>> BEGIN DATA SUPPLIED
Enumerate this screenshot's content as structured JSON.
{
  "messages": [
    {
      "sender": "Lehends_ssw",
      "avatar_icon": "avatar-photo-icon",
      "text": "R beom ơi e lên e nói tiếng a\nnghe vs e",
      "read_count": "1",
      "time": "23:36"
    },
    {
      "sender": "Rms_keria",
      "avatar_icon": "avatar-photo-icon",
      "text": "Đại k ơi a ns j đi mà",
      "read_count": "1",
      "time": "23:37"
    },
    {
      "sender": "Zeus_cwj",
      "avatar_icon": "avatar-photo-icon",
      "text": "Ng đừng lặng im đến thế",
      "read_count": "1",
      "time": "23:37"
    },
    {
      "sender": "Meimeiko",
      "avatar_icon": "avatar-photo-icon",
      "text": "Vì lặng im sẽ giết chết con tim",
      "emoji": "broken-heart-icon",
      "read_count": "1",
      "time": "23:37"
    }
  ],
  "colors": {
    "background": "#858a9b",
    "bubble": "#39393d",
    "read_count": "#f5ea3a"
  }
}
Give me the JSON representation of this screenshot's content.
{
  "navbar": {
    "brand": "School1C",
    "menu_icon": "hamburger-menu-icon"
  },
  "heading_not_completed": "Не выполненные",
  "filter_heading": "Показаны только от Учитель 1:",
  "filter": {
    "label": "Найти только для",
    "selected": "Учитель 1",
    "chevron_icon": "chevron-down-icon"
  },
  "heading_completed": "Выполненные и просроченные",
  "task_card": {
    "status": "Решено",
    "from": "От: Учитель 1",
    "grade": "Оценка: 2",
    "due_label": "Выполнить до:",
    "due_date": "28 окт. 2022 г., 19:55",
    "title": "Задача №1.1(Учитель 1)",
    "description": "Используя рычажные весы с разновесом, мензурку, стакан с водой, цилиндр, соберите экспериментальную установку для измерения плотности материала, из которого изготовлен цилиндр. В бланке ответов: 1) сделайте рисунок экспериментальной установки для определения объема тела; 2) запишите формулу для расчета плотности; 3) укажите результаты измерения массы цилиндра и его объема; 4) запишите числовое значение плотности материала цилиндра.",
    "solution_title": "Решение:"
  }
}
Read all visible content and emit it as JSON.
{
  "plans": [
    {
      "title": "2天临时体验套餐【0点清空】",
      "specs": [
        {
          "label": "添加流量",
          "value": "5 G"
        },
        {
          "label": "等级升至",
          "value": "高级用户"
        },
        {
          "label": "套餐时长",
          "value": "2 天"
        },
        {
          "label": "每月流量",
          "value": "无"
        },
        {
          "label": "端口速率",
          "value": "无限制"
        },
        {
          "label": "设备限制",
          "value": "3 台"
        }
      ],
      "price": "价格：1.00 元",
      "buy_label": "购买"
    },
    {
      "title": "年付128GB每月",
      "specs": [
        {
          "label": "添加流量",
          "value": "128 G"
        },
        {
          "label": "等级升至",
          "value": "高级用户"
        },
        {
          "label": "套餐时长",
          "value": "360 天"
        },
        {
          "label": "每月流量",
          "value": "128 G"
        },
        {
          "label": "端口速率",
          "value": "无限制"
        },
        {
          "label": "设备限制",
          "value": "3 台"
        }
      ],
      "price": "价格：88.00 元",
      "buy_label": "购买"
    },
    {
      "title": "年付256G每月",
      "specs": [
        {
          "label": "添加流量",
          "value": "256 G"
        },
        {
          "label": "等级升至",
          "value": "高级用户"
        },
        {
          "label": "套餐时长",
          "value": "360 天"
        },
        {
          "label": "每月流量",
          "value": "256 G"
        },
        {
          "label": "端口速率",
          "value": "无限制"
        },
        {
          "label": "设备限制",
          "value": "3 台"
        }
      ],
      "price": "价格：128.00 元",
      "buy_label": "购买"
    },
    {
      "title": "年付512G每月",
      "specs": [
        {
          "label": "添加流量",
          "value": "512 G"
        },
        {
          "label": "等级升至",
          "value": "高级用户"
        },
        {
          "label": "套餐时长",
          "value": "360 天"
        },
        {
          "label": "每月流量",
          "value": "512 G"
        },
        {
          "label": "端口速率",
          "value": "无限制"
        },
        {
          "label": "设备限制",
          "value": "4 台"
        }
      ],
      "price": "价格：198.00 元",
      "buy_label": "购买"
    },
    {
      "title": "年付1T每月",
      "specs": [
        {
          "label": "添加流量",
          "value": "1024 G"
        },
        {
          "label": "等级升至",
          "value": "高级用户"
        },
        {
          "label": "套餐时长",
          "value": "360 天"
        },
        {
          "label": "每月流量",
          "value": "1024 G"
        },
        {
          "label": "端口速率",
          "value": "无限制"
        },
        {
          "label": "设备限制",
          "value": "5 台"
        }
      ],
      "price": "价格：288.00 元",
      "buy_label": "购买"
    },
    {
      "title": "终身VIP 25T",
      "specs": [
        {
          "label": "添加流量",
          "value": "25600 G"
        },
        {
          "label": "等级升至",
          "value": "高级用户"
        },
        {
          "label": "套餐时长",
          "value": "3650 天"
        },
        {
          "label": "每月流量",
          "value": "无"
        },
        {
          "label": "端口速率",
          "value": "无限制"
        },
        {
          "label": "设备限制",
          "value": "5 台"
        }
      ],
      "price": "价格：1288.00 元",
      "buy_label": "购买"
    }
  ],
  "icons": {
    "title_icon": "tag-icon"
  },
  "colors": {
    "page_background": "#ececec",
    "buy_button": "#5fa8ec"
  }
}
>> END DATA SUPPLIED
[DIRECTIONS] Track down every line with the word "screenshot" and copy it.

[WRITTEN REPLY]
Enumerate this screenshot's content as structured JSON.
Give me the JSON representation of this screenshot's content.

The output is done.